## Given task
Please reproduce the data below word for word, starting with the line that contains "Localize each UI" and going on through the line that contains "405, 919, 424]", with both of those lines included.

## Material provided

▬▬▬▬▬▬

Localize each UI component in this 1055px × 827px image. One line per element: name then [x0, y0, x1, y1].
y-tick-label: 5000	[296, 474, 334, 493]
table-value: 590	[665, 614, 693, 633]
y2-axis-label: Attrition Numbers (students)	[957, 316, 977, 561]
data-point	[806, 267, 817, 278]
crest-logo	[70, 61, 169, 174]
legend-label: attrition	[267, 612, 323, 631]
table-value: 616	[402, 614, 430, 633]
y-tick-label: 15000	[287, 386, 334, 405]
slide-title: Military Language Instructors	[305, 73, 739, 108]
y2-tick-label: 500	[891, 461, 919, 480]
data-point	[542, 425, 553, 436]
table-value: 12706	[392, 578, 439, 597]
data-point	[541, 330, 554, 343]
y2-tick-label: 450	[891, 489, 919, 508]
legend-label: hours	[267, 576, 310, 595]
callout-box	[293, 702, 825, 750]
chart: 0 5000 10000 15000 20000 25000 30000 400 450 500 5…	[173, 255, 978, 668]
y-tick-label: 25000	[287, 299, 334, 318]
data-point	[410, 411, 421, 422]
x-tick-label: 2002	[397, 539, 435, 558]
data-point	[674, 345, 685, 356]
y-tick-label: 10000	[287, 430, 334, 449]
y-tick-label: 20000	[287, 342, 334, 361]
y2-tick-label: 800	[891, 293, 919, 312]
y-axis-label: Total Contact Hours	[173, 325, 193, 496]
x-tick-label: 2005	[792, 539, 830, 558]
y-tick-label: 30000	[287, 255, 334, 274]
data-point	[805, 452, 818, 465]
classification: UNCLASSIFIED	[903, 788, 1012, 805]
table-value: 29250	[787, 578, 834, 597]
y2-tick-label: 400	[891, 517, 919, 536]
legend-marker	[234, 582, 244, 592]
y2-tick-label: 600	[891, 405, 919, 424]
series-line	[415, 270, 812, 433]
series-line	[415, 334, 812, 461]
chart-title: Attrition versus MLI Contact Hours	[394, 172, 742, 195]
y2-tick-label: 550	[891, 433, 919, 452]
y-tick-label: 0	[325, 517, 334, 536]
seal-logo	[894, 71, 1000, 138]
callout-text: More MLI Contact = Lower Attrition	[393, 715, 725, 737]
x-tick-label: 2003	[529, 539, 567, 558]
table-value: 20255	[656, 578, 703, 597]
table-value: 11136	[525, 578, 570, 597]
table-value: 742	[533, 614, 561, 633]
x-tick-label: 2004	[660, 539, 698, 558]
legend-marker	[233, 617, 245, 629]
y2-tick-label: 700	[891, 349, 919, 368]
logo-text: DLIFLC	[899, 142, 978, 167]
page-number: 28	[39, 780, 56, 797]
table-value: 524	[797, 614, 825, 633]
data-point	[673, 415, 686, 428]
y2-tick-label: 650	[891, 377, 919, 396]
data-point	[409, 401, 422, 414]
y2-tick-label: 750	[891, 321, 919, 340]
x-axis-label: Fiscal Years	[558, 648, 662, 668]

▬▬▬▬▬▬

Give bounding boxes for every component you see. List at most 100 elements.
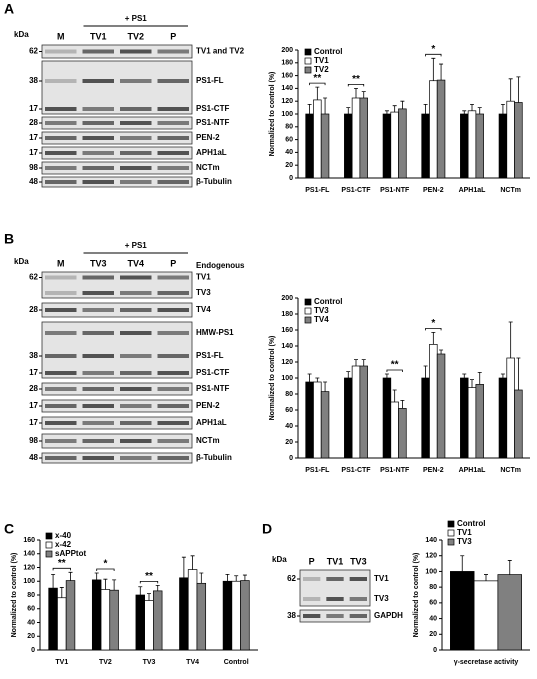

▬▬▬▬▬▬

## Correct response
Localize each UI component in this 1055px × 827px image. One line per element: name then [x0, y0, x1, y1].
y-tick-label: 5000	[296, 474, 334, 493]
table-value: 590	[665, 614, 693, 633]
y2-axis-label: Attrition Numbers (students)	[957, 316, 977, 561]
data-point	[806, 267, 817, 278]
crest-logo	[70, 61, 169, 174]
legend-label: attrition	[267, 612, 323, 631]
table-value: 616	[402, 614, 430, 633]
y-tick-label: 15000	[287, 386, 334, 405]
slide-title: Military Language Instructors	[305, 73, 739, 108]
y2-tick-label: 500	[891, 461, 919, 480]
data-point	[542, 425, 553, 436]
table-value: 12706	[392, 578, 439, 597]
data-point	[541, 330, 554, 343]
y2-tick-label: 450	[891, 489, 919, 508]
legend-label: hours	[267, 576, 310, 595]
callout-box	[293, 702, 825, 750]
chart: 0 5000 10000 15000 20000 25000 30000 400 450 500 5…	[173, 255, 978, 668]
y-tick-label: 25000	[287, 299, 334, 318]
data-point	[410, 411, 421, 422]
x-tick-label: 2002	[397, 539, 435, 558]
data-point	[674, 345, 685, 356]
y-tick-label: 10000	[287, 430, 334, 449]
y-tick-label: 20000	[287, 342, 334, 361]
y2-tick-label: 800	[891, 293, 919, 312]
y-axis-label: Total Contact Hours	[173, 325, 193, 496]
x-tick-label: 2005	[792, 539, 830, 558]
y-tick-label: 30000	[287, 255, 334, 274]
data-point	[805, 452, 818, 465]
classification: UNCLASSIFIED	[903, 788, 1012, 805]
table-value: 29250	[787, 578, 834, 597]
y2-tick-label: 400	[891, 517, 919, 536]
legend-marker	[234, 582, 244, 592]
y2-tick-label: 600	[891, 405, 919, 424]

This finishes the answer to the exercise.